Records supplied ▸
◆ ◆ ◆ ◆ ◆ ◆ ◆
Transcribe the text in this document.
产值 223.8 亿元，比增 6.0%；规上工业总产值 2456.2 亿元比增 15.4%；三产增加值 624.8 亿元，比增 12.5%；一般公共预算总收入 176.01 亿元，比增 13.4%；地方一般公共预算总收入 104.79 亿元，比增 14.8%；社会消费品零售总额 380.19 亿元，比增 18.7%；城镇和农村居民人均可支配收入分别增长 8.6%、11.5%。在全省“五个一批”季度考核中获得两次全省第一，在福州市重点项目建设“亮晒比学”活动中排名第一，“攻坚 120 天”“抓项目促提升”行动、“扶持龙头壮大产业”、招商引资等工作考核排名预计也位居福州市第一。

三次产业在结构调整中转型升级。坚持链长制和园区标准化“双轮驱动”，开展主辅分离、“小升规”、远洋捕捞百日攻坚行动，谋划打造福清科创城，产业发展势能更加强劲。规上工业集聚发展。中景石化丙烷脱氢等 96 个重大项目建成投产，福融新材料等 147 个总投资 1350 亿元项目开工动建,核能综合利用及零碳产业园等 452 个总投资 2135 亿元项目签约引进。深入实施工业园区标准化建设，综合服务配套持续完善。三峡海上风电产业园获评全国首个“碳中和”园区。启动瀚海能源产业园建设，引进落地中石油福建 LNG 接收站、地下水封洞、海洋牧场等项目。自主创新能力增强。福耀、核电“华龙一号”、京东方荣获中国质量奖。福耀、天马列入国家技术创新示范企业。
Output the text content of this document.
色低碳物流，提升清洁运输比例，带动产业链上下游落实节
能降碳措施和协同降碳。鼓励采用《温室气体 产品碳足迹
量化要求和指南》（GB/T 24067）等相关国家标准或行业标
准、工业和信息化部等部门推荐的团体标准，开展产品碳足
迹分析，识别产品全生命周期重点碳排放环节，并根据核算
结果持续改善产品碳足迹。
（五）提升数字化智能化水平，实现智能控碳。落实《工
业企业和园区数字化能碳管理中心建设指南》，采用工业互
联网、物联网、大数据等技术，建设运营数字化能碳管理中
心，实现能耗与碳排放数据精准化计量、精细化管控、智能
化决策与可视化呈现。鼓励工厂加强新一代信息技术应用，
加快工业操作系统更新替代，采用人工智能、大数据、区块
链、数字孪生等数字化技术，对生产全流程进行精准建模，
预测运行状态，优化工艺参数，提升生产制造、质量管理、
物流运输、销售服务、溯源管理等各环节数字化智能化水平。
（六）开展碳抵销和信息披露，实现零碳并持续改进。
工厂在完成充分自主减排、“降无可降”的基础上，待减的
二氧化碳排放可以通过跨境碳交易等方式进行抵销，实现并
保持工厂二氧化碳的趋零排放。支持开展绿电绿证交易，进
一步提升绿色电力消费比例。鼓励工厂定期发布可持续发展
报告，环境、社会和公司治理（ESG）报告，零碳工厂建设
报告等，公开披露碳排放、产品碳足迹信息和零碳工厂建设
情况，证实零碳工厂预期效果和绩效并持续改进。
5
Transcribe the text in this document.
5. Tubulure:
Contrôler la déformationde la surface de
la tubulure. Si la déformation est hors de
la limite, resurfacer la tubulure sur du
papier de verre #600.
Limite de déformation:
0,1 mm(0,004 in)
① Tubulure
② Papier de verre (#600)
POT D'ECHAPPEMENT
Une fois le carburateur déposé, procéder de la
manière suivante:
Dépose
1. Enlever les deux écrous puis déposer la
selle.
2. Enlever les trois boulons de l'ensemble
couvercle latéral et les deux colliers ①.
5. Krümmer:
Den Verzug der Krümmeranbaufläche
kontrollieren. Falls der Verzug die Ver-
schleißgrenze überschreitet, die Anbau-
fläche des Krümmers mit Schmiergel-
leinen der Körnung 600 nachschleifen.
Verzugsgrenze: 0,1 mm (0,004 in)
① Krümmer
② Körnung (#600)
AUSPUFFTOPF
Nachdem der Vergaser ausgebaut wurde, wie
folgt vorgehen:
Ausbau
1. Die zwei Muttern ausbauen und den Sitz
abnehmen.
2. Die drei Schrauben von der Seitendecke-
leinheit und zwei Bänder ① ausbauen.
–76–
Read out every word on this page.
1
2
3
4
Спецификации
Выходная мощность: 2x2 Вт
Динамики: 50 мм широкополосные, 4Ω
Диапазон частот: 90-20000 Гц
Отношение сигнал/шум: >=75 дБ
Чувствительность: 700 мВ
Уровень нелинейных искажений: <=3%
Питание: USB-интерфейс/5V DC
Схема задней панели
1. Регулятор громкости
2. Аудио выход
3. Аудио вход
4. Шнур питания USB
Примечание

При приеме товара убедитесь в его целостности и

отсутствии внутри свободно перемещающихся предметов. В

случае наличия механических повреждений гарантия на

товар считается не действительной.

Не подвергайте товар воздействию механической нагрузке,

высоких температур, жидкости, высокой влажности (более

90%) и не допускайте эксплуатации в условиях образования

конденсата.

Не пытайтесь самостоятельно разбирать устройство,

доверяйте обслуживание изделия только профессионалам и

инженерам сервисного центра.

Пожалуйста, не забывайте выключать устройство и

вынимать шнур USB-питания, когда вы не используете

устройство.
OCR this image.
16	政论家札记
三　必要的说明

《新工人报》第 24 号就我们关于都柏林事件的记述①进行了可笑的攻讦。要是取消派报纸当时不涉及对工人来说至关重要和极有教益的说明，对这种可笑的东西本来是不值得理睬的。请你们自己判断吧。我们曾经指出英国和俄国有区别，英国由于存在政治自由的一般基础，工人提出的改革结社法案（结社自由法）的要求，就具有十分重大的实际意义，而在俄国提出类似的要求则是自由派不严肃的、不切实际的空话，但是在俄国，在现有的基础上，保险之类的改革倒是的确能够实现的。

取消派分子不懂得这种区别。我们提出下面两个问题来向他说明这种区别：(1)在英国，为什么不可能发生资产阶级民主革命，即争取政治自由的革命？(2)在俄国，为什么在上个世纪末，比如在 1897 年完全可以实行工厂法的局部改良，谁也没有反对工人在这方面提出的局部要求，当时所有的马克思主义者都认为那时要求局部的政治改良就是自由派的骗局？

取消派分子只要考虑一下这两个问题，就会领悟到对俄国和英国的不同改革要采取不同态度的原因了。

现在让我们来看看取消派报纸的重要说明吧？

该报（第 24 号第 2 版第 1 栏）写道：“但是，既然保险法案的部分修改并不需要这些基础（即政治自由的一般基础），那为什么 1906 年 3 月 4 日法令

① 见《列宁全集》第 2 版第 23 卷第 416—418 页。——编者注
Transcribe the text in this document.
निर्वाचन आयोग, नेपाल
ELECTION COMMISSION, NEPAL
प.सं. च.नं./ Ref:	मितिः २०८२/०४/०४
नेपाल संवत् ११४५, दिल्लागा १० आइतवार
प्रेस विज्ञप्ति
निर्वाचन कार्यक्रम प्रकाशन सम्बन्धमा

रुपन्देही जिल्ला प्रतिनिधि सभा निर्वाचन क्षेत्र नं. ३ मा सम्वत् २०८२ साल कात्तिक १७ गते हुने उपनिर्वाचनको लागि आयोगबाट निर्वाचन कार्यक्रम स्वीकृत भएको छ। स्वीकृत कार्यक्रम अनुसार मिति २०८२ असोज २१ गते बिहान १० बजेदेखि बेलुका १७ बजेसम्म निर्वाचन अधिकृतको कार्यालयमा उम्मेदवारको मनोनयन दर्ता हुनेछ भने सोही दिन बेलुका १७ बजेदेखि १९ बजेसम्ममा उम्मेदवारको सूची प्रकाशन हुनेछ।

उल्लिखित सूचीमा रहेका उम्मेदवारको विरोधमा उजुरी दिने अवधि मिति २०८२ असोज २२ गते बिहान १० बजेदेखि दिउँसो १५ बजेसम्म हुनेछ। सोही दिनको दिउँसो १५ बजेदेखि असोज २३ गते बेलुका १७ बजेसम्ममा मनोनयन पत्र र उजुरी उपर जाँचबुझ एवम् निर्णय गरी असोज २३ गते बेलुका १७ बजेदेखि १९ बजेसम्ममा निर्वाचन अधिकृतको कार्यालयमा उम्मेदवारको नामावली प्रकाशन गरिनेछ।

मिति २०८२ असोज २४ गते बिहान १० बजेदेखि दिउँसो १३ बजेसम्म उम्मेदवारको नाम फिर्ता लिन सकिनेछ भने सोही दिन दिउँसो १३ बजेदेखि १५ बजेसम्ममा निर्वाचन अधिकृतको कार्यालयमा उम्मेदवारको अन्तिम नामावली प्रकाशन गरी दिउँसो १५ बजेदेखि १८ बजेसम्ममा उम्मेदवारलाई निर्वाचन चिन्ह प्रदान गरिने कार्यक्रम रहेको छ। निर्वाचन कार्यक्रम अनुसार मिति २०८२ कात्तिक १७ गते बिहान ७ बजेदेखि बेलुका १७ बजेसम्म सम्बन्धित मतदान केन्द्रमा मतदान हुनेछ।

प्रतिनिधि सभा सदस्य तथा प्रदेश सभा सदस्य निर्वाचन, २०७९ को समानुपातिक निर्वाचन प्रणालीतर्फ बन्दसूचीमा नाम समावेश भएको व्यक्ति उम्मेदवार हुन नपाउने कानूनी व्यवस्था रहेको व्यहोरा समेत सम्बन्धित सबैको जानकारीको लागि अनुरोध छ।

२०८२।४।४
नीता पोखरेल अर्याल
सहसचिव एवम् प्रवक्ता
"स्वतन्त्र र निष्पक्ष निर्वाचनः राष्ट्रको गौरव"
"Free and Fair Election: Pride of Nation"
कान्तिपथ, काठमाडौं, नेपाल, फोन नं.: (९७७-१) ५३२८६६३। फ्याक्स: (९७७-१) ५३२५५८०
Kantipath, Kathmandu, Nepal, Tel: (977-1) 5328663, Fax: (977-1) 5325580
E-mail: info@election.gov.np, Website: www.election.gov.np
◆ ◆ ◆ ◆ ◆ ◆ ◆
Task to carry out ▸ Which lines above contain "питания"? Show each of them.

In response ▸
4. Шнур питания USB
вынимать шнур USB-питания, когда вы не используете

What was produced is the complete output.